**Your goal:**
Reproduce every record exactly as it appears, but not the pictures.

========================

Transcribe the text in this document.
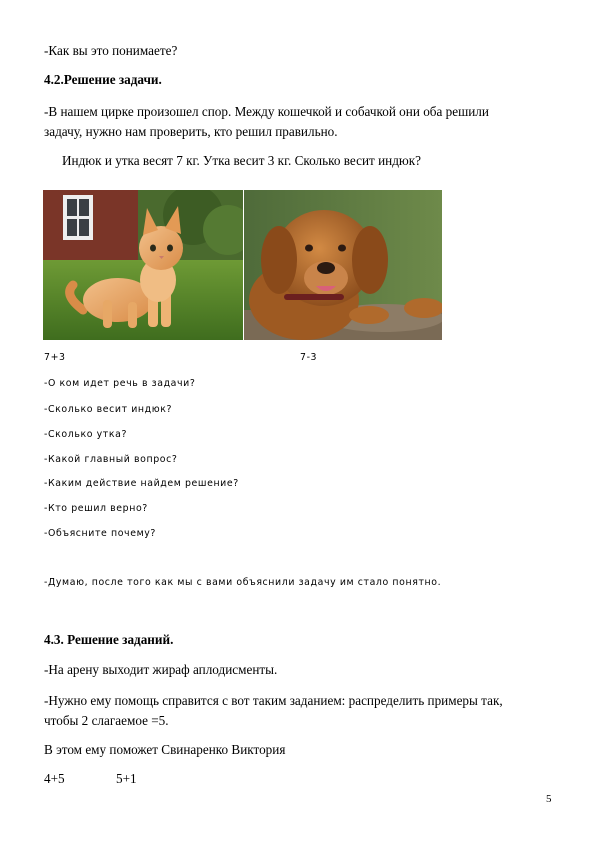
-Как вы это понимаете?
4.2.Решение задачи.
-В нашем цирке произошел спор. Между кошечкой и собачкой они оба решили
задачу, нужно нам проверить, кто решил правильно.
Индюк и утка весят 7 кг. Утка весит 3 кг. Сколько весит индюк?
7+3	7-3
-О ком идет речь в задачи?
-Сколько весит индюк?
-Сколько утка?
-Какой главный вопрос?
-Каким действие найдем решение?
-Кто решил верно?
-Объясните почему?
-Думаю, после того как мы с вами объяснили задачу им стало понятно.
4.3. Решение заданий.
-На арену выходит жираф аплодисменты.
-Нужно ему помощь справится с вот таким заданием: распределить примеры так,
чтобы 2 слагаемое =5.
В этом ему поможет Свинаренко Виктория
4+5	5+1
5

========================

**Response below:**
Transcribe the text in this document.
-Как вы это понимаете?
4.2.Решение задачи.
-В нашем цирке произошел спор. Между кошечкой и собачкой они оба решили
задачу, нужно нам проверить, кто решил правильно.
Индюк и утка весят 7 кг. Утка весит 3 кг. Сколько весит индюк?
7+3	7-3
-О ком идет речь в задачи?
-Сколько весит индюк?
-Сколько утка?
-Какой главный вопрос?
-Каким действие найдем решение?
-Кто решил верно?
-Объясните почему?
-Думаю, после того как мы с вами объяснили задачу им стало понятно.
4.3. Решение заданий.
-На арену выходит жираф аплодисменты.
-Нужно ему помощь справится с вот таким заданием: распределить примеры так,
чтобы 2 слагаемое =5.
В этом ему поможет Свинаренко Виктория
4+5	5+1
5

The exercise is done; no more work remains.